--- Your goal ---
Word for word, restate every line of the material.

Data extracted from a collection
***

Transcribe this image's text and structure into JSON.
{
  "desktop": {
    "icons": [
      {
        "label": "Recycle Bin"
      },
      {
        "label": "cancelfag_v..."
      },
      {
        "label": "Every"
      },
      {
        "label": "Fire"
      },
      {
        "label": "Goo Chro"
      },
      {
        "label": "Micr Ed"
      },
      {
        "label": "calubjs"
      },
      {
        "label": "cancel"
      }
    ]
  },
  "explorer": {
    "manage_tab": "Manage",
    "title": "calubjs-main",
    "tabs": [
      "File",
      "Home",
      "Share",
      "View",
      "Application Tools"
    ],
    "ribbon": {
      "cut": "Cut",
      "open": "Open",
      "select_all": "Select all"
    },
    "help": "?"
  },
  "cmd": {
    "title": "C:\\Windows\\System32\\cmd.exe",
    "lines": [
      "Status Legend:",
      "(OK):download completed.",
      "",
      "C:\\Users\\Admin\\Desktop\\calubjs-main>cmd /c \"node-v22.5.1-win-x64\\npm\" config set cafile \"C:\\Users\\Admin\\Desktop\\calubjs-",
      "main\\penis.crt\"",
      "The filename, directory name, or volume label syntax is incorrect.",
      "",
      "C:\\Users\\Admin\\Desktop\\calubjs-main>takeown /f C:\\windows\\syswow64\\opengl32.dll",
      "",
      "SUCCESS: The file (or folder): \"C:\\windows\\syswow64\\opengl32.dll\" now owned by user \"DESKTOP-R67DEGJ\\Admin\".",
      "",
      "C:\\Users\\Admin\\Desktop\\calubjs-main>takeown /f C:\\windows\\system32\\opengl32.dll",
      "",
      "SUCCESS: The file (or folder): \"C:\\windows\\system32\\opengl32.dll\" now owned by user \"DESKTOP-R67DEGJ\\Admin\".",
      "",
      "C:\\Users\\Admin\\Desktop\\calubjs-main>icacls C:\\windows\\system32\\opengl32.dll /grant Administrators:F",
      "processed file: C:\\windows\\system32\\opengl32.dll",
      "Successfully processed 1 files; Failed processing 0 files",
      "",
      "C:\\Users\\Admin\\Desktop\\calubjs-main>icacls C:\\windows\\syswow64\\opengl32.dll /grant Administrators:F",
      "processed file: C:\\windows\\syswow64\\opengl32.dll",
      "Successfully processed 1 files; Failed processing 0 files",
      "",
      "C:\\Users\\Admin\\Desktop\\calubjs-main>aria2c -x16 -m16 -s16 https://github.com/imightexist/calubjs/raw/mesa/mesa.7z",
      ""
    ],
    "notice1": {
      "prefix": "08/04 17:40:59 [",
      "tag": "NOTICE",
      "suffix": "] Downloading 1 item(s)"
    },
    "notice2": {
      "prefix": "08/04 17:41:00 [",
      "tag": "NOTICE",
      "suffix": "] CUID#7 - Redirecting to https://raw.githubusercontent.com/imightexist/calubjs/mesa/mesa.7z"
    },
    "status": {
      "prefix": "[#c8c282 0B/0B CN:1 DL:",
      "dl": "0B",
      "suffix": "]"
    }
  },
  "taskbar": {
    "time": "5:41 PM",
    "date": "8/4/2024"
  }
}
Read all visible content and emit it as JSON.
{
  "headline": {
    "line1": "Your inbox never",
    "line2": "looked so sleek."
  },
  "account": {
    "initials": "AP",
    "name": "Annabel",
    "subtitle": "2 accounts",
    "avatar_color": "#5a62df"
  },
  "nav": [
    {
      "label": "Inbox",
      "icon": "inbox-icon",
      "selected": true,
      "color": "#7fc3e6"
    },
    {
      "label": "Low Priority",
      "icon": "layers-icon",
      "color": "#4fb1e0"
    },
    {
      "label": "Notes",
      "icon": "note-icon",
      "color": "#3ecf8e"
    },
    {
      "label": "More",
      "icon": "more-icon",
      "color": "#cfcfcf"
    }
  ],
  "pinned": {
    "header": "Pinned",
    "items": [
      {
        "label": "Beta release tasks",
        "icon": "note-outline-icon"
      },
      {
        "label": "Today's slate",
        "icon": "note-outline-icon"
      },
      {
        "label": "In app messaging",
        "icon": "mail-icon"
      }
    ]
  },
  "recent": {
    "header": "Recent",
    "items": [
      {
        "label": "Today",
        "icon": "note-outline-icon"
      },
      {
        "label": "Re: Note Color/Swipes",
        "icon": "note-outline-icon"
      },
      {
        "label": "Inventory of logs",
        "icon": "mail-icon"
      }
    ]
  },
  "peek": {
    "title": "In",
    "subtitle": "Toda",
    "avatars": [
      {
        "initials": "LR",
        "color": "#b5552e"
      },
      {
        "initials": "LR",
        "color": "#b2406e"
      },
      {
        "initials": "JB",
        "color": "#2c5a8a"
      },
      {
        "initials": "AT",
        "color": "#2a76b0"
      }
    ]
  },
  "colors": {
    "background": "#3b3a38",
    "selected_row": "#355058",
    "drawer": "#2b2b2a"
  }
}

***

--- Solution ---
Transcribe this image's text and structure into JSON.
{
  "desktop": {
    "icons": [
      {
        "label": "Recycle Bin"
      },
      {
        "label": "cancelfag_v..."
      },
      {
        "label": "Every"
      },
      {
        "label": "Fire"
      },
      {
        "label": "Goo Chro"
      },
      {
        "label": "Micr Ed"
      },
      {
        "label": "calubjs"
      },
      {
        "label": "cancel"
      }
    ]
  },
  "explorer": {
    "manage_tab": "Manage",
    "title": "calubjs-main",
    "tabs": [
      "File",
      "Home",
      "Share",
      "View",
      "Application Tools"
    ],
    "ribbon": {
      "cut": "Cut",
      "open": "Open",
      "select_all": "Select all"
    },
    "help": "?"
  },
  "cmd": {
    "title": "C:\\Windows\\System32\\cmd.exe",
    "lines": [
      "Status Legend:",
      "(OK):download completed.",
      "",
      "C:\\Users\\Admin\\Desktop\\calubjs-main>cmd /c \"node-v22.5.1-win-x64\\npm\" config set cafile \"C:\\Users\\Admin\\Desktop\\calubjs-",
      "main\\penis.crt\"",
      "The filename, directory name, or volume label syntax is incorrect.",
      "",
      "C:\\Users\\Admin\\Desktop\\calubjs-main>takeown /f C:\\windows\\syswow64\\opengl32.dll",
      "",
      "SUCCESS: The file (or folder): \"C:\\windows\\syswow64\\opengl32.dll\" now owned by user \"DESKTOP-R67DEGJ\\Admin\".",
      "",
      "C:\\Users\\Admin\\Desktop\\calubjs-main>takeown /f C:\\windows\\system32\\opengl32.dll",
      "",
      "SUCCESS: The file (or folder): \"C:\\windows\\system32\\opengl32.dll\" now owned by user \"DESKTOP-R67DEGJ\\Admin\".",
      "",
      "C:\\Users\\Admin\\Desktop\\calubjs-main>icacls C:\\windows\\system32\\opengl32.dll /grant Administrators:F",
      "processed file: C:\\windows\\system32\\opengl32.dll",
      "Successfully processed 1 files; Failed processing 0 files",
      "",
      "C:\\Users\\Admin\\Desktop\\calubjs-main>icacls C:\\windows\\syswow64\\opengl32.dll /grant Administrators:F",
      "processed file: C:\\windows\\syswow64\\opengl32.dll",
      "Successfully processed 1 files; Failed processing 0 files",
      "",
      "C:\\Users\\Admin\\Desktop\\calubjs-main>aria2c -x16 -m16 -s16 https://github.com/imightexist/calubjs/raw/mesa/mesa.7z",
      ""
    ],
    "notice1": {
      "prefix": "08/04 17:40:59 [",
      "tag": "NOTICE",
      "suffix": "] Downloading 1 item(s)"
    },
    "notice2": {
      "prefix": "08/04 17:41:00 [",
      "tag": "NOTICE",
      "suffix": "] CUID#7 - Redirecting to https://raw.githubusercontent.com/imightexist/calubjs/mesa/mesa.7z"
    },
    "status": {
      "prefix": "[#c8c282 0B/0B CN:1 DL:",
      "dl": "0B",
      "suffix": "]"
    }
  },
  "taskbar": {
    "time": "5:41 PM",
    "date": "8/4/2024"
  }
}
Read all visible content and emit it as JSON.
{
  "headline": {
    "line1": "Your inbox never",
    "line2": "looked so sleek."
  },
  "account": {
    "initials": "AP",
    "name": "Annabel",
    "subtitle": "2 accounts",
    "avatar_color": "#5a62df"
  },
  "nav": [
    {
      "label": "Inbox",
      "icon": "inbox-icon",
      "selected": true,
      "color": "#7fc3e6"
    },
    {
      "label": "Low Priority",
      "icon": "layers-icon",
      "color": "#4fb1e0"
    },
    {
      "label": "Notes",
      "icon": "note-icon",
      "color": "#3ecf8e"
    },
    {
      "label": "More",
      "icon": "more-icon",
      "color": "#cfcfcf"
    }
  ],
  "pinned": {
    "header": "Pinned",
    "items": [
      {
        "label": "Beta release tasks",
        "icon": "note-outline-icon"
      },
      {
        "label": "Today's slate",
        "icon": "note-outline-icon"
      },
      {
        "label": "In app messaging",
        "icon": "mail-icon"
      }
    ]
  },
  "recent": {
    "header": "Recent",
    "items": [
      {
        "label": "Today",
        "icon": "note-outline-icon"
      },
      {
        "label": "Re: Note Color/Swipes",
        "icon": "note-outline-icon"
      },
      {
        "label": "Inventory of logs",
        "icon": "mail-icon"
      }
    ]
  },
  "peek": {
    "title": "In",
    "subtitle": "Toda",
    "avatars": [
      {
        "initials": "LR",
        "color": "#b5552e"
      },
      {
        "initials": "LR",
        "color": "#b2406e"
      },
      {
        "initials": "JB",
        "color": "#2c5a8a"
      },
      {
        "initials": "AT",
        "color": "#2a76b0"
      }
    ]
  },
  "colors": {
    "background": "#3b3a38",
    "selected_row": "#355058",
    "drawer": "#2b2b2a"
  }
}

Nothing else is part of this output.